* Source extract *
The municipality of Loudéac (9,759 inhabitants in 2011; 8,024 ha) is located in central Brittany, 80 km west of Rennes.

Loudéac was mentioned for the first time, as Locduiac, in a donation made in 1075 by Viscount Josselin de Porhoët to the abbey of Redon. The parish of Lodeiac was listed in 1263. The modern name of Loudéac appeared in 1427.
In the Middle Ages, Loudéac was divided into Loudéac-Porhoët, part of the County of Porhoët, and Loudéac-la-Vicomté, part of the Viscounty of Rohan. Loudéac was reunited in the beginning of the 17th century, as part of the Duchy-Peerage of Rohan, erected in April 1603.
Loudéac is the birth town of the painter and engraver Jeanne Malivel (1895-1926), Professor at the School of Arts in Rennes (1923) and one of the inspirer of the Breton cultural movement Ar seiz Breur (The Seven Brothers).

Ivan Sache, 6 June 2014


Flag of Loudéac

The flag of Loudéac (photo, photo, photo)is white with the municipal coat of arms, "Azure three spindles argent a chief gules charged with three mascles or".
The spindles recall that Loudéac was once a main center of flax and hemp industry in Brittany. Flax cultivation was introduced in Brittany in 1567.

* What to work on *
[1] Please translate this sentence from the passage on Loudéac into Spanish: "Flax cultivation was introduced in Brittany in 1567."
[2] Pick up the passage on Loudéac and its flag after its last sentence and carry it on for a few more sentences.

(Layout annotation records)
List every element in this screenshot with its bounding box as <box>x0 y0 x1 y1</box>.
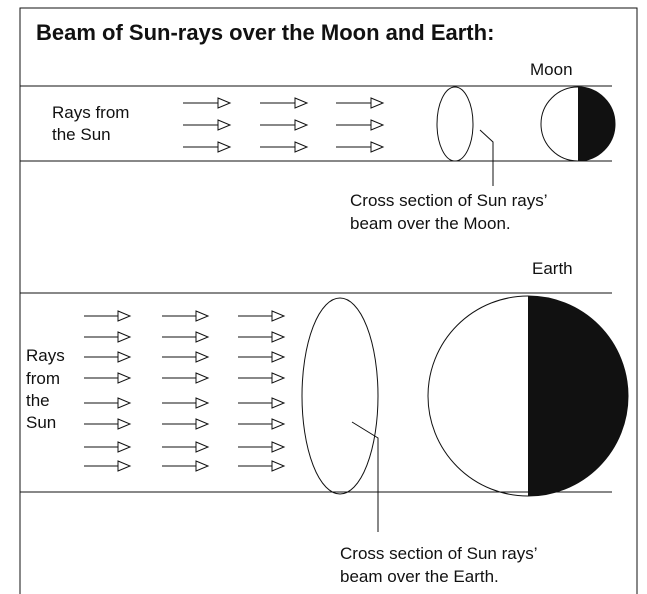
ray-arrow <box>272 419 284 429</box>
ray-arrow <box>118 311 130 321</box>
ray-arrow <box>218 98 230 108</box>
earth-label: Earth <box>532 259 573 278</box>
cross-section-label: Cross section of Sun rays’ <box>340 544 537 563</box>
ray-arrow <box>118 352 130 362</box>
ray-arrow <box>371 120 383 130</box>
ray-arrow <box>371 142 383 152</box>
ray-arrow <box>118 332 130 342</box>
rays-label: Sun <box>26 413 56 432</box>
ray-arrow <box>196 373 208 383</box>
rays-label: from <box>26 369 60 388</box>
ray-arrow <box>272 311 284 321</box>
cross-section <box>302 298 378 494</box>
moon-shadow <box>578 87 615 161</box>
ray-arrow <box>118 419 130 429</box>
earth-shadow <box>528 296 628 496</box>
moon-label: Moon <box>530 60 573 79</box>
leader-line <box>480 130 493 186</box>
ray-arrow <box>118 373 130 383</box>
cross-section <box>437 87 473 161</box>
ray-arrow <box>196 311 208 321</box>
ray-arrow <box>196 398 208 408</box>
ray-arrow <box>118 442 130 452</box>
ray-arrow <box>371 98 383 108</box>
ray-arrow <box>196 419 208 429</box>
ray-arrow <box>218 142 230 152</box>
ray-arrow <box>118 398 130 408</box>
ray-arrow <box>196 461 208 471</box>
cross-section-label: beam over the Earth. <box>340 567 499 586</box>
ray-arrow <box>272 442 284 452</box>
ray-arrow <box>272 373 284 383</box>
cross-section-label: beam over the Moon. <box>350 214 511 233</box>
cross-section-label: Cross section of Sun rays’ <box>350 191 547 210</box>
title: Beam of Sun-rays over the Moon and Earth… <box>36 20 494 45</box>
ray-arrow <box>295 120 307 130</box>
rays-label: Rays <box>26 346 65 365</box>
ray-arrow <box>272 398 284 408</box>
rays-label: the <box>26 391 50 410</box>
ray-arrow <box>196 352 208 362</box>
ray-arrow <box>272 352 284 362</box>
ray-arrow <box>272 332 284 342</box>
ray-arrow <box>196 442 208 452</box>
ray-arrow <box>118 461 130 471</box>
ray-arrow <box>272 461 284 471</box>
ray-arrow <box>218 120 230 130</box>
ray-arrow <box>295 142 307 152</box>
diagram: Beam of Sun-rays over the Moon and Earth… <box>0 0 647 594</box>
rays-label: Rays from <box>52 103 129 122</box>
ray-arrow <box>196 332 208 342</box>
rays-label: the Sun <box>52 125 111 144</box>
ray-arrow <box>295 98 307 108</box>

* The results *
[1] El cultivo del lino se introdujo en Bretaña en 1567.

[2]
According to P. Rault (Les drapeaux bretons de 1188 à nos jours) [rau98]), the chief recalls the arms of Rohan, "Gules nine mascles or 3, 3 and 3". In crystallography, a macle (cognate to German Masch, a mesh) is a complex crystal made by the reunion (by interpenetration of juxtaposition) of several crystals of the same kind but with different geometrical orientations; in heraldry, a mascle is a lozenge voided by a smaller lozenge in the middle. Macled crystals are common in the Breton forest of Quenecan, which belonged to the family of Rohan until the Revolution, and might have been the origin of the coat of arms of the family.
The mascles of Rohan are found in several Breton coat of arms, for instance the municipal arms of Landivisiau and Crozon.